Lines of data:
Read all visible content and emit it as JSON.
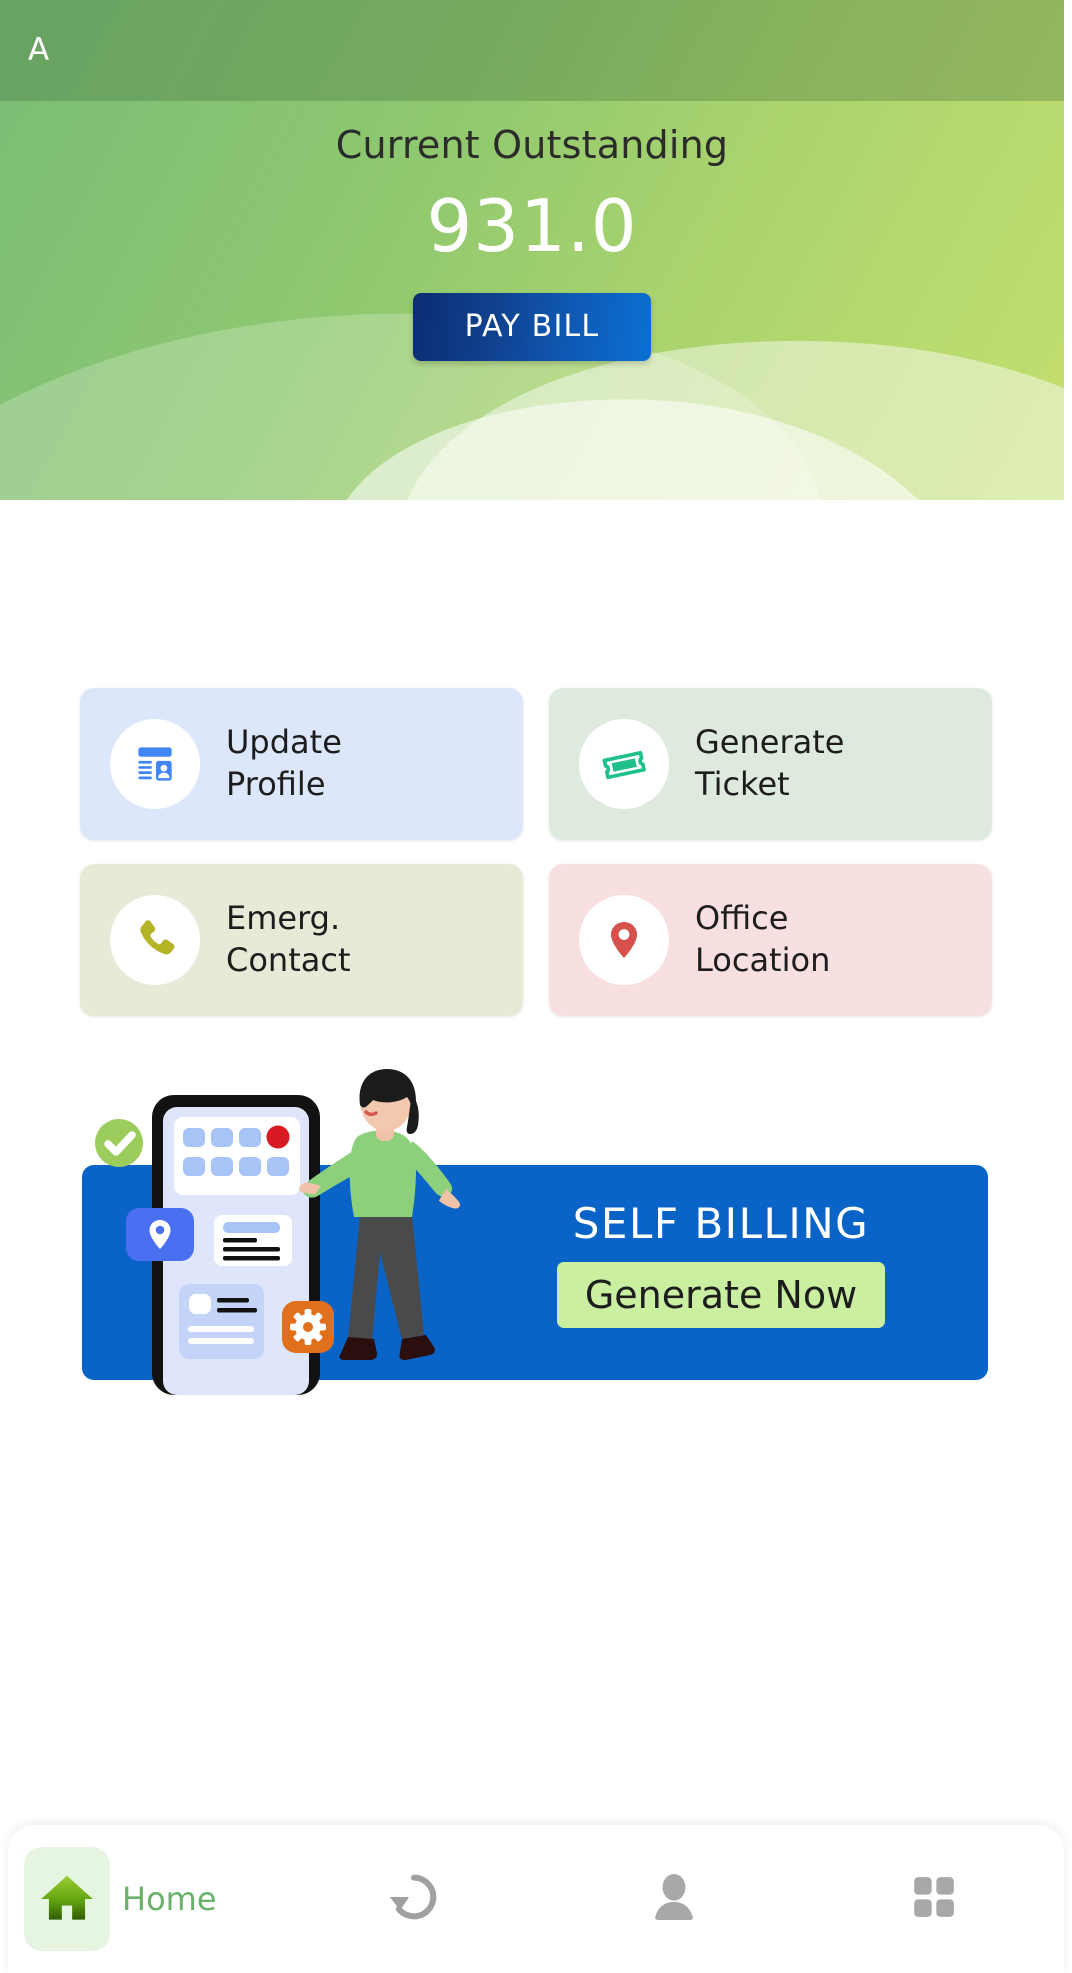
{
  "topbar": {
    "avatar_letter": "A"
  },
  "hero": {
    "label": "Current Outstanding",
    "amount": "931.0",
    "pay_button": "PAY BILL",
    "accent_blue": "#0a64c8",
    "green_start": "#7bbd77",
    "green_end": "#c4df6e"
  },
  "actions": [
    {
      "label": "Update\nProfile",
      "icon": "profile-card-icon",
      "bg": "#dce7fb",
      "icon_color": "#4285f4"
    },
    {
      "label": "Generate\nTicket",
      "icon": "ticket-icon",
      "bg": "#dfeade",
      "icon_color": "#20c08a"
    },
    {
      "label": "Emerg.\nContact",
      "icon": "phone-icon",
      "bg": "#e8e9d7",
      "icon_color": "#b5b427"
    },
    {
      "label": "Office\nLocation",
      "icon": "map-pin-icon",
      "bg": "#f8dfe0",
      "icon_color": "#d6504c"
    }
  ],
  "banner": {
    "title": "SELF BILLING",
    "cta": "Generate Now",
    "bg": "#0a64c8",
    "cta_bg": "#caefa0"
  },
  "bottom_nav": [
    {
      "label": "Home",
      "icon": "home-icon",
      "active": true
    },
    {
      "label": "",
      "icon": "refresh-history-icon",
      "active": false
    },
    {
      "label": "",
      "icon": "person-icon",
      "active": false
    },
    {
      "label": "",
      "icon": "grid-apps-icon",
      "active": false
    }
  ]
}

DIRECTION:
The material above must be printed exactly, with its pictures left out.

RESULT OF THE EXERCISE:
Read all visible content and emit it as JSON.
{
  "topbar": {
    "avatar_letter": "A"
  },
  "hero": {
    "label": "Current Outstanding",
    "amount": "931.0",
    "pay_button": "PAY BILL",
    "accent_blue": "#0a64c8",
    "green_start": "#7bbd77",
    "green_end": "#c4df6e"
  },
  "actions": [
    {
      "label": "Update\nProfile",
      "icon": "profile-card-icon",
      "bg": "#dce7fb",
      "icon_color": "#4285f4"
    },
    {
      "label": "Generate\nTicket",
      "icon": "ticket-icon",
      "bg": "#dfeade",
      "icon_color": "#20c08a"
    },
    {
      "label": "Emerg.\nContact",
      "icon": "phone-icon",
      "bg": "#e8e9d7",
      "icon_color": "#b5b427"
    },
    {
      "label": "Office\nLocation",
      "icon": "map-pin-icon",
      "bg": "#f8dfe0",
      "icon_color": "#d6504c"
    }
  ],
  "banner": {
    "title": "SELF BILLING",
    "cta": "Generate Now",
    "bg": "#0a64c8",
    "cta_bg": "#caefa0"
  },
  "bottom_nav": [
    {
      "label": "Home",
      "icon": "home-icon",
      "active": true
    },
    {
      "label": "",
      "icon": "refresh-history-icon",
      "active": false
    },
    {
      "label": "",
      "icon": "person-icon",
      "active": false
    },
    {
      "label": "",
      "icon": "grid-apps-icon",
      "active": false
    }
  ]
}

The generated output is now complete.